# EXERCISE:
Whenever a line contains the string "text", copy it out of the entries.

>> start INPUT ROWS

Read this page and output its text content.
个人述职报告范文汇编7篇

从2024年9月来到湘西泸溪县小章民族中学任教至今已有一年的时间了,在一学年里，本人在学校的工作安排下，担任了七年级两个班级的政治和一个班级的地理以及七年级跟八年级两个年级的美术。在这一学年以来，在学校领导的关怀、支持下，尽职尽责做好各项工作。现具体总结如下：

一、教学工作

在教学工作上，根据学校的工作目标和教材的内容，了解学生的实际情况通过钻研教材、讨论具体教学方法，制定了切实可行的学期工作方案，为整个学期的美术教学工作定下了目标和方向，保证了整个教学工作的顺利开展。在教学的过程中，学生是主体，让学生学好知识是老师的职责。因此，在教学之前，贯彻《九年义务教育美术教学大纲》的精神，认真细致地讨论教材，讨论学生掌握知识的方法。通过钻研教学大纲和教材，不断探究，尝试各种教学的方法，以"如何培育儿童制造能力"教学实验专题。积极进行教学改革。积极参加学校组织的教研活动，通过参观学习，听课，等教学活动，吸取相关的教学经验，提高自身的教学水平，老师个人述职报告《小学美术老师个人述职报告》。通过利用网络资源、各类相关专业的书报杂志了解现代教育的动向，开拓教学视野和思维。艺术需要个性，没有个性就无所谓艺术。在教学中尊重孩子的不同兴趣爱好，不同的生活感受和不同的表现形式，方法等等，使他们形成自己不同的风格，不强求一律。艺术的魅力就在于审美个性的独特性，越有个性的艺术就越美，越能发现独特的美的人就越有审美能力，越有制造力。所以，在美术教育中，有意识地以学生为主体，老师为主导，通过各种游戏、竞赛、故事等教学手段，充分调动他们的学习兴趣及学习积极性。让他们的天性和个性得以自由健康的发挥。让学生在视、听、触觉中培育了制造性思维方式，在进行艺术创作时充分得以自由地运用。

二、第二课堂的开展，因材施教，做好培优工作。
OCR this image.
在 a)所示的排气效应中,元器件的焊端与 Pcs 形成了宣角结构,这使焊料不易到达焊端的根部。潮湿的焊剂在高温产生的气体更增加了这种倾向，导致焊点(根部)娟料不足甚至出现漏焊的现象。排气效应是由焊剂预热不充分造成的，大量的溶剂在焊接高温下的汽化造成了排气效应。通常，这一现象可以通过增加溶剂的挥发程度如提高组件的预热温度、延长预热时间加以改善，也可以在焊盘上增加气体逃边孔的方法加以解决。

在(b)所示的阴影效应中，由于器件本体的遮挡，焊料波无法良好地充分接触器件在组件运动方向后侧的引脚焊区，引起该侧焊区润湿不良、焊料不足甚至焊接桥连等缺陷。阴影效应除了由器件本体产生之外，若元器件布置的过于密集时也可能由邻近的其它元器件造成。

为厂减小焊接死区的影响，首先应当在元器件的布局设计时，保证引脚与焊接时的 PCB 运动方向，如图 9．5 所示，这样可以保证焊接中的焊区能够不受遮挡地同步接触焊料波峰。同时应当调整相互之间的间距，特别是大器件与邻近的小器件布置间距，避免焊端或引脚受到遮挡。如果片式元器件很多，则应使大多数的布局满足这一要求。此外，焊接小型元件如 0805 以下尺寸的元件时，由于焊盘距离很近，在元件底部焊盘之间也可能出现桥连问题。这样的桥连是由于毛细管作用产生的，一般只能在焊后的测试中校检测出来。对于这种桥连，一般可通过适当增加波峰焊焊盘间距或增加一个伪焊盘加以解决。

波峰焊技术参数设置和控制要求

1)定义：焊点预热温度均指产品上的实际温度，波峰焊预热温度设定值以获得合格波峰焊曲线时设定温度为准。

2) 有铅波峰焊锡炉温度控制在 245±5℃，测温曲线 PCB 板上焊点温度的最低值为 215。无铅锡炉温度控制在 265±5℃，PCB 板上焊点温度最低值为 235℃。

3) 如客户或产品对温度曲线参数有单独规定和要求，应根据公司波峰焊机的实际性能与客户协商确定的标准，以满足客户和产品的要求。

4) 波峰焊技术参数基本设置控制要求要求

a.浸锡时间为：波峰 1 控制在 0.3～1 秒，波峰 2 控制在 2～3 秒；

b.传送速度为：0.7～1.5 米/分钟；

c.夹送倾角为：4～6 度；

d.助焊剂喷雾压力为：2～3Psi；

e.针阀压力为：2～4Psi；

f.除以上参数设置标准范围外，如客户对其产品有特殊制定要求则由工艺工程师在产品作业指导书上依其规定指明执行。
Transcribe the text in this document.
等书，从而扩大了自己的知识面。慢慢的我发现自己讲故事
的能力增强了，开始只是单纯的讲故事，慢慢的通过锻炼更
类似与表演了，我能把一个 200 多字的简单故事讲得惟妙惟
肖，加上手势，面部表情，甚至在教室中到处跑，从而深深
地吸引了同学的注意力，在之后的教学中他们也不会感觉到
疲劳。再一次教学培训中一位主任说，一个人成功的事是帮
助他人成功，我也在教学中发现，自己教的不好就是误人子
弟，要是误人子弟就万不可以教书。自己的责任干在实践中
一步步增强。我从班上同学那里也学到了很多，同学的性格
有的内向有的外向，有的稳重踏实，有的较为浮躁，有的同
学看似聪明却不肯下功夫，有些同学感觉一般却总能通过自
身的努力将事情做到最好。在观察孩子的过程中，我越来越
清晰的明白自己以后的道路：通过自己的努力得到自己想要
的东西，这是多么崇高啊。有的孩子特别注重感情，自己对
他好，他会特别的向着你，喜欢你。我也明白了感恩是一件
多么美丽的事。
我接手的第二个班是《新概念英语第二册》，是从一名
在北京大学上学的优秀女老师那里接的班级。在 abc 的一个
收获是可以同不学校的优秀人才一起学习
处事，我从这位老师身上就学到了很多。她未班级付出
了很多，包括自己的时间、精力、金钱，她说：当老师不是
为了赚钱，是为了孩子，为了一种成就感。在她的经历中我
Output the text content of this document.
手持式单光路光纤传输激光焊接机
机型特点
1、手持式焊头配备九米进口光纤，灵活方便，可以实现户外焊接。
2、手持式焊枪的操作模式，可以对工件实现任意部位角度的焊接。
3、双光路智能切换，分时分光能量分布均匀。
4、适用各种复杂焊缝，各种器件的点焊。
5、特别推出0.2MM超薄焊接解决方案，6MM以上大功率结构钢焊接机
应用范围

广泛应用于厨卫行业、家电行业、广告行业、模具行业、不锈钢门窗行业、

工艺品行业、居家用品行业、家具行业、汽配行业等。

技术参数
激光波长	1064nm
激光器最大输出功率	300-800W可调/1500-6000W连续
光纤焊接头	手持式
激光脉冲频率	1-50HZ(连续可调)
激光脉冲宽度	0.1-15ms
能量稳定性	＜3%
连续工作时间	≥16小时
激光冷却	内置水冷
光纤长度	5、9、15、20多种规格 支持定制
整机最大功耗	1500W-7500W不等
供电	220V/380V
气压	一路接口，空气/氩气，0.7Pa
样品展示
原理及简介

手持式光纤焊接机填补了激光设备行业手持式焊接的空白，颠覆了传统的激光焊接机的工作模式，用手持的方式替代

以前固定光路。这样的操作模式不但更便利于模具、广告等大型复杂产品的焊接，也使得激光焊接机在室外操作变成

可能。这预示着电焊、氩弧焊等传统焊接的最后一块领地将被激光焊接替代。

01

>> end INPUT ROWS

# ANSWER IN FULL:
Read this page and output its text content.
Transcribe the text in this document.
Output the text content of this document.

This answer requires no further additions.